Extract each record and reproduce it exactly.

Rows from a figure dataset
>> START

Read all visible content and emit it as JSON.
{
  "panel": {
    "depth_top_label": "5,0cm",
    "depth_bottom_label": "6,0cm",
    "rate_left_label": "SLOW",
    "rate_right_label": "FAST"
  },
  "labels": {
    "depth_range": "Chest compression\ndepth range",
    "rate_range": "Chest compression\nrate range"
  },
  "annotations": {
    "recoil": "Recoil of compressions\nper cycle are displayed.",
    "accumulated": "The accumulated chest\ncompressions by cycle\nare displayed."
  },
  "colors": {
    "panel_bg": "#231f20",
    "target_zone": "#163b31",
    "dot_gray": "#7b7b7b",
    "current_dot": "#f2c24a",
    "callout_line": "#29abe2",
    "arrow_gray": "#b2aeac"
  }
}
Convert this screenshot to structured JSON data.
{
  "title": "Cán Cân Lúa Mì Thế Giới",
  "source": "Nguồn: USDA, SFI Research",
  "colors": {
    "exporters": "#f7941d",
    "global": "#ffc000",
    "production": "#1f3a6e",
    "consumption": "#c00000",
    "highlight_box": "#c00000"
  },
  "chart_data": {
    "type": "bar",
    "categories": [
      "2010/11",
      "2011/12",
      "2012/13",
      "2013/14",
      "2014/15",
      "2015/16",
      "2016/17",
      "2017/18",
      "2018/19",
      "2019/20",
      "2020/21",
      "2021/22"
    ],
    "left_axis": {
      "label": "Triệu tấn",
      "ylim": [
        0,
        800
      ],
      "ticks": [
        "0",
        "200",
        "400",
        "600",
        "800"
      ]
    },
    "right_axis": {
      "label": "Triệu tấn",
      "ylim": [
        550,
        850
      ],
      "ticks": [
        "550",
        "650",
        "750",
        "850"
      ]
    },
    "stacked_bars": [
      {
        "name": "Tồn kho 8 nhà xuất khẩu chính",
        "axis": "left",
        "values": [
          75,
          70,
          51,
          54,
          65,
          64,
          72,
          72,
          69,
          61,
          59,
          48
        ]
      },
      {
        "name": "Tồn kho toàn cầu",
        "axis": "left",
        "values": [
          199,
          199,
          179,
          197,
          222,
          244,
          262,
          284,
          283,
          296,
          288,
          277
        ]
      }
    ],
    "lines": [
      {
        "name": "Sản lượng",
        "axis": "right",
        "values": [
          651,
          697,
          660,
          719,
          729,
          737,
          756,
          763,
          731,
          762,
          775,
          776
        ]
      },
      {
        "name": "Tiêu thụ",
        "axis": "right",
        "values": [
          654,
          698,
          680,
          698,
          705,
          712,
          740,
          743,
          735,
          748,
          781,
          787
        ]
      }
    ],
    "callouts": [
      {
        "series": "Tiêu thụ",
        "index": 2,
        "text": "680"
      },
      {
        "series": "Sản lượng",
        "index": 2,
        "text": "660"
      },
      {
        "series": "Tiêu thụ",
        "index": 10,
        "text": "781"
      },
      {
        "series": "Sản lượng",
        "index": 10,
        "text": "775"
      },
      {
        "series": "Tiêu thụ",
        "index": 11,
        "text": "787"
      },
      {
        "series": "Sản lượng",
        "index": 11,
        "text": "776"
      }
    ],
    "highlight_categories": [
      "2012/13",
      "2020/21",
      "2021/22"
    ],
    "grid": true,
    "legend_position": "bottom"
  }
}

>> END

§ **Exercise solution**:
Read all visible content and emit it as JSON.
{
  "panel": {
    "depth_top_label": "5,0cm",
    "depth_bottom_label": "6,0cm",
    "rate_left_label": "SLOW",
    "rate_right_label": "FAST"
  },
  "labels": {
    "depth_range": "Chest compression\ndepth range",
    "rate_range": "Chest compression\nrate range"
  },
  "annotations": {
    "recoil": "Recoil of compressions\nper cycle are displayed.",
    "accumulated": "The accumulated chest\ncompressions by cycle\nare displayed."
  },
  "colors": {
    "panel_bg": "#231f20",
    "target_zone": "#163b31",
    "dot_gray": "#7b7b7b",
    "current_dot": "#f2c24a",
    "callout_line": "#29abe2",
    "arrow_gray": "#b2aeac"
  }
}
Convert this screenshot to structured JSON data.
{
  "title": "Cán Cân Lúa Mì Thế Giới",
  "source": "Nguồn: USDA, SFI Research",
  "colors": {
    "exporters": "#f7941d",
    "global": "#ffc000",
    "production": "#1f3a6e",
    "consumption": "#c00000",
    "highlight_box": "#c00000"
  },
  "chart_data": {
    "type": "bar",
    "categories": [
      "2010/11",
      "2011/12",
      "2012/13",
      "2013/14",
      "2014/15",
      "2015/16",
      "2016/17",
      "2017/18",
      "2018/19",
      "2019/20",
      "2020/21",
      "2021/22"
    ],
    "left_axis": {
      "label": "Triệu tấn",
      "ylim": [
        0,
        800
      ],
      "ticks": [
        "0",
        "200",
        "400",
        "600",
        "800"
      ]
    },
    "right_axis": {
      "label": "Triệu tấn",
      "ylim": [
        550,
        850
      ],
      "ticks": [
        "550",
        "650",
        "750",
        "850"
      ]
    },
    "stacked_bars": [
      {
        "name": "Tồn kho 8 nhà xuất khẩu chính",
        "axis": "left",
        "values": [
          75,
          70,
          51,
          54,
          65,
          64,
          72,
          72,
          69,
          61,
          59,
          48
        ]
      },
      {
        "name": "Tồn kho toàn cầu",
        "axis": "left",
        "values": [
          199,
          199,
          179,
          197,
          222,
          244,
          262,
          284,
          283,
          296,
          288,
          277
        ]
      }
    ],
    "lines": [
      {
        "name": "Sản lượng",
        "axis": "right",
        "values": [
          651,
          697,
          660,
          719,
          729,
          737,
          756,
          763,
          731,
          762,
          775,
          776
        ]
      },
      {
        "name": "Tiêu thụ",
        "axis": "right",
        "values": [
          654,
          698,
          680,
          698,
          705,
          712,
          740,
          743,
          735,
          748,
          781,
          787
        ]
      }
    ],
    "callouts": [
      {
        "series": "Tiêu thụ",
        "index": 2,
        "text": "680"
      },
      {
        "series": "Sản lượng",
        "index": 2,
        "text": "660"
      },
      {
        "series": "Tiêu thụ",
        "index": 10,
        "text": "781"
      },
      {
        "series": "Sản lượng",
        "index": 10,
        "text": "775"
      },
      {
        "series": "Tiêu thụ",
        "index": 11,
        "text": "787"
      },
      {
        "series": "Sản lượng",
        "index": 11,
        "text": "776"
      }
    ],
    "highlight_categories": [
      "2012/13",
      "2020/21",
      "2021/22"
    ],
    "grid": true,
    "legend_position": "bottom"
  }
}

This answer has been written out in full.